Rewrite every line of the data below as a numbered list, skipping blank lines and omitting the pictures.

[Records from a dataset]
# # # # # # #
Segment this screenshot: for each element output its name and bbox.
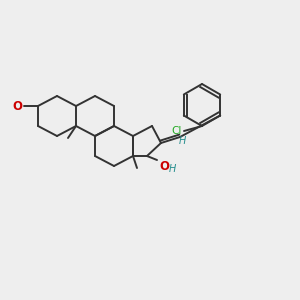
Text: H: H	[178, 136, 186, 146]
Text: O: O	[159, 160, 169, 172]
Text: H: H	[169, 164, 176, 174]
Text: O: O	[12, 100, 22, 112]
Text: Cl: Cl	[172, 126, 182, 136]
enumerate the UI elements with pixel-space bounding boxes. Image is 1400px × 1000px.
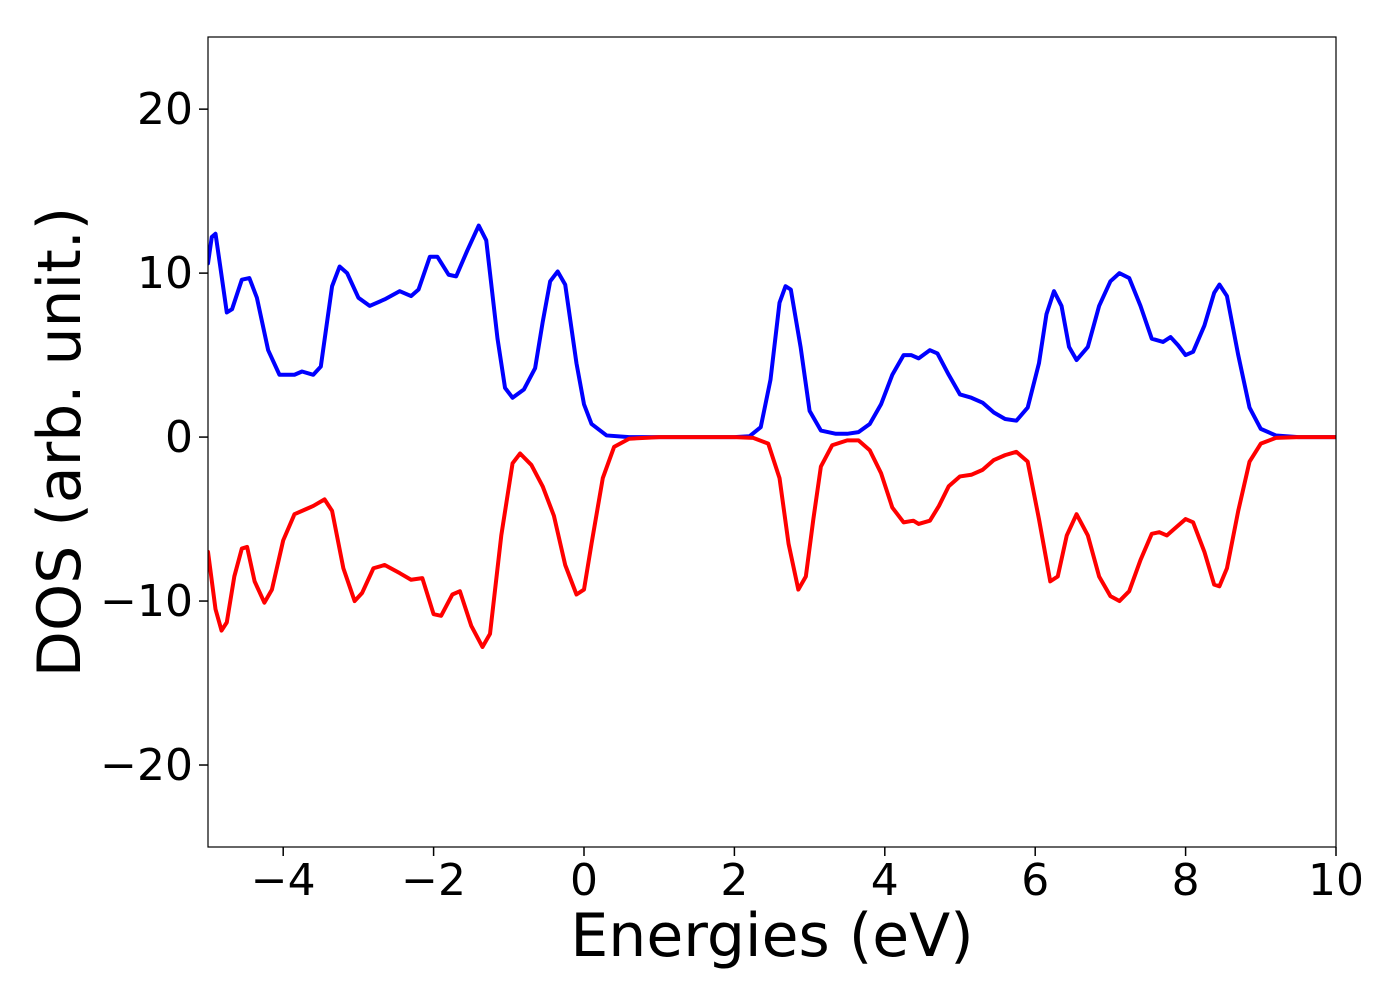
x-tick-label: 10 xyxy=(1308,855,1364,906)
plot-area xyxy=(207,36,1337,848)
x-tick-label: −4 xyxy=(251,855,316,906)
x-tick-label: 0 xyxy=(570,855,598,906)
series-line-1 xyxy=(208,223,1336,440)
x-axis-label: Energies (eV) xyxy=(570,901,973,971)
x-tick-label: 8 xyxy=(1172,855,1200,906)
x-tick-label: −2 xyxy=(401,855,466,906)
y-tick-label: −20 xyxy=(100,740,193,791)
x-axis: −4 −2 0 2 4 6 8 10 xyxy=(251,847,1364,906)
series-line-2 xyxy=(208,435,1336,649)
x-tick-label: 6 xyxy=(1021,855,1049,906)
y-tick-label: 0 xyxy=(165,412,193,463)
plot-frame xyxy=(207,36,1337,848)
y-tick-label: 20 xyxy=(137,84,193,135)
y-tick-label: 10 xyxy=(137,248,193,299)
x-tick-label: 2 xyxy=(720,855,748,906)
y-axis: −20 −10 0 10 20 xyxy=(100,84,208,791)
y-tick-label: −10 xyxy=(100,576,193,627)
x-tick-label: 4 xyxy=(871,855,899,906)
y-axis-label: DOS (arb. unit.) xyxy=(25,207,95,677)
series-layer xyxy=(208,223,1336,649)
# # # # # # #
▶ [In response]:
1. Segment this screenshot: for each element output its name and bbox.
2. Text: H: H	[178, 136, 186, 146]
3. Text: O: O	[159, 160, 169, 172]
4. Text: H: H	[169, 164, 176, 174]
5. Text: O: O	[12, 100, 22, 112]
6. Text: Cl: Cl	[172, 126, 182, 136]
7. enumerate the UI elements with pixel-space bounding boxes. Image is 1400px × 1000px.
8. x-tick-label: 10 xyxy=(1308,855,1364,906)
9. plot-area xyxy=(207,36,1337,848)
10. x-tick-label: −4 xyxy=(251,855,316,906)
11. x-tick-label: 0 xyxy=(570,855,598,906)
12. series-line-1 xyxy=(208,223,1336,440)
13. x-axis-label: Energies (eV) xyxy=(570,901,973,971)
14. x-tick-label: 8 xyxy=(1172,855,1200,906)
15. x-tick-label: −2 xyxy=(401,855,466,906)
16. y-tick-label: −20 xyxy=(100,740,193,791)
17. x-axis: −4 −2 0 2 4 6 8 10 xyxy=(251,847,1364,906)
18. series-line-2 xyxy=(208,435,1336,649)
19. x-tick-label: 6 xyxy=(1021,855,1049,906)
20. y-tick-label: 0 xyxy=(165,412,193,463)
21. plot-frame xyxy=(207,36,1337,848)
22. y-tick-label: 20 xyxy=(137,84,193,135)
23. y-tick-label: 10 xyxy=(137,248,193,299)
24. x-tick-label: 2 xyxy=(720,855,748,906)
25. y-axis: −20 −10 0 10 20 xyxy=(100,84,208,791)
26. y-tick-label: −10 xyxy=(100,576,193,627)
27. x-tick-label: 4 xyxy=(871,855,899,906)
28. y-axis-label: DOS (arb. unit.) xyxy=(25,207,95,677)
29. series-layer xyxy=(208,223,1336,649)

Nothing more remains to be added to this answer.